This is already solved by using extension DDIs for optional packages.

> > And for ancient, legacy platforms that do not support modern APIs, the
> > old ways will still be there, and can be used. Nobody is going to take
> > away grub and dracut from the internet, if you got some special corner
> > case where you want to use it it will still be there, but the fact
> > that such corner cases exist cannot stop the rest of the ecosystem
> > that is targeted to modern hardware from evolving into something
> > better, more maintainable and more straightforward.
>
> The problem is not that UEFI is not usable in automotive systems.  The
> problem is that U-Boot (or any other UEFI implementation) is an extra
> stage in the boot process, slows things down, and has more attack
> surface.

Whatever firmware you use will have an attack surface, the interface
it provides - whether legacy bios or uefi-based - is irrelevant for
that. Skipping or reimplementing all the verity, tpm, etc logic also
increases the attack surface, as does adding initrd-only code that is
never tested and exercised outside of that limited context. If you are
running with legacy bios on ancient hardware you also will likely lack
tpm, secure boot, and so on, so it's all moot, any security argument
goes out of the window. If anybody cares about platform security, then
a tpm-capable and secureboot-capable firmware with a modern, usable
interface like uefi, running the same code in initrd and full system,
using dm-verity everywhere, is pretty much the best one can do.

▶ **Element-and-box listings**:
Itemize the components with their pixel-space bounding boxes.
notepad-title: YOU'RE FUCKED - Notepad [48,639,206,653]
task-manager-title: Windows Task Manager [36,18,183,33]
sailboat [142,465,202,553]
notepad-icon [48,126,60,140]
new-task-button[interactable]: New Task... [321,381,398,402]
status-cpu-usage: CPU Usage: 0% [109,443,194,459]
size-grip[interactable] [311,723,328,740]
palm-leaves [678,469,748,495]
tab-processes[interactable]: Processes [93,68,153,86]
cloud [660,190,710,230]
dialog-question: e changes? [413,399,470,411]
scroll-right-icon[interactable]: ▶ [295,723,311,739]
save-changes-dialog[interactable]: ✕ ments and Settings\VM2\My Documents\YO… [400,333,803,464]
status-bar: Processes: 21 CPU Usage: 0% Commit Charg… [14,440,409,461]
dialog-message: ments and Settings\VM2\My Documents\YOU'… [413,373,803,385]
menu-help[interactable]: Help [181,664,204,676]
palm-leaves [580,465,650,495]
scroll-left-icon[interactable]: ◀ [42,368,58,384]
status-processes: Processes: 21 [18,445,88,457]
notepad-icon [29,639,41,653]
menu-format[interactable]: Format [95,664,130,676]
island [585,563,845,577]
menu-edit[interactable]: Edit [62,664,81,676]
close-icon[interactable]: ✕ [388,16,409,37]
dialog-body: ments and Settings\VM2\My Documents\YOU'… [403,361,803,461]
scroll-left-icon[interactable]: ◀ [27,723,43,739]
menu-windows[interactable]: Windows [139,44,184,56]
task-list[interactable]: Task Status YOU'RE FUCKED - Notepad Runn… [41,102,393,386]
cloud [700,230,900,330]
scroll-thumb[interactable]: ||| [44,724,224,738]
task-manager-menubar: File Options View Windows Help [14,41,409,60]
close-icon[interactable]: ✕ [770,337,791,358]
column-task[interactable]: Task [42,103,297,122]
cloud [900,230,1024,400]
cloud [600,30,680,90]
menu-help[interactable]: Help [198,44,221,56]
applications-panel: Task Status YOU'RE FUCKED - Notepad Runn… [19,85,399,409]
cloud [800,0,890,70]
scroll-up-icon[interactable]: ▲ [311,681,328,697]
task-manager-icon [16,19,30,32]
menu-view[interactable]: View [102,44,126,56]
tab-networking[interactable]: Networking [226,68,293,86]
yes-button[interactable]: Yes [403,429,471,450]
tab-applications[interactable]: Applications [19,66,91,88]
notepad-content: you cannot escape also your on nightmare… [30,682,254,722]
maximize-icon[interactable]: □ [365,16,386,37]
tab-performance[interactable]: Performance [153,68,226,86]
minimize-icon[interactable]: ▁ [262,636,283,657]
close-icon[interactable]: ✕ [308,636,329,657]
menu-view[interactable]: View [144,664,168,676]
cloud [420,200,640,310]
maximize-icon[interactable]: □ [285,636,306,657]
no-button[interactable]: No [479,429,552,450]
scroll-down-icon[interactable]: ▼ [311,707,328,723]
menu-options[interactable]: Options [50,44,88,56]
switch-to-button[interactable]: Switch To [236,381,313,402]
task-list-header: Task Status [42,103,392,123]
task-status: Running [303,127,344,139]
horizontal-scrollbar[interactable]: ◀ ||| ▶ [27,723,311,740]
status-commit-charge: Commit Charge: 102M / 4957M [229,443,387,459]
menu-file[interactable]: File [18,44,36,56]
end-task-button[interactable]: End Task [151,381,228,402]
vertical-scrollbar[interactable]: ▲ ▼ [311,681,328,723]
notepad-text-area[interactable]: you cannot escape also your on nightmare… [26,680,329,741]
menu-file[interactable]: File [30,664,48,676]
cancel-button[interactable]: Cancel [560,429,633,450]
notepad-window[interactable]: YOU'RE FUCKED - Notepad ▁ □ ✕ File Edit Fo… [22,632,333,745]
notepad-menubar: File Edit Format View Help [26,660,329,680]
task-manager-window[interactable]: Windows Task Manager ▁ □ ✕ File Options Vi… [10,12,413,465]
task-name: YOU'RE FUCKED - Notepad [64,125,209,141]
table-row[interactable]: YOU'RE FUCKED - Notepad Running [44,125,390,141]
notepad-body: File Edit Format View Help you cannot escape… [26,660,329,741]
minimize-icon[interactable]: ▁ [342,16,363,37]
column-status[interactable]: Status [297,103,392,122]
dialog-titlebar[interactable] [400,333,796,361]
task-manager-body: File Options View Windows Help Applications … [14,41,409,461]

▶ **TASK DETAILS**:
In the text on boot firmware, what three drawbacks of U-Boot as an extra boot stage does the quoted objection list?

▶ **COMPLETE RESPONSE**:
It is an extra stage in the boot process, it slows things down, and it has more attack surface.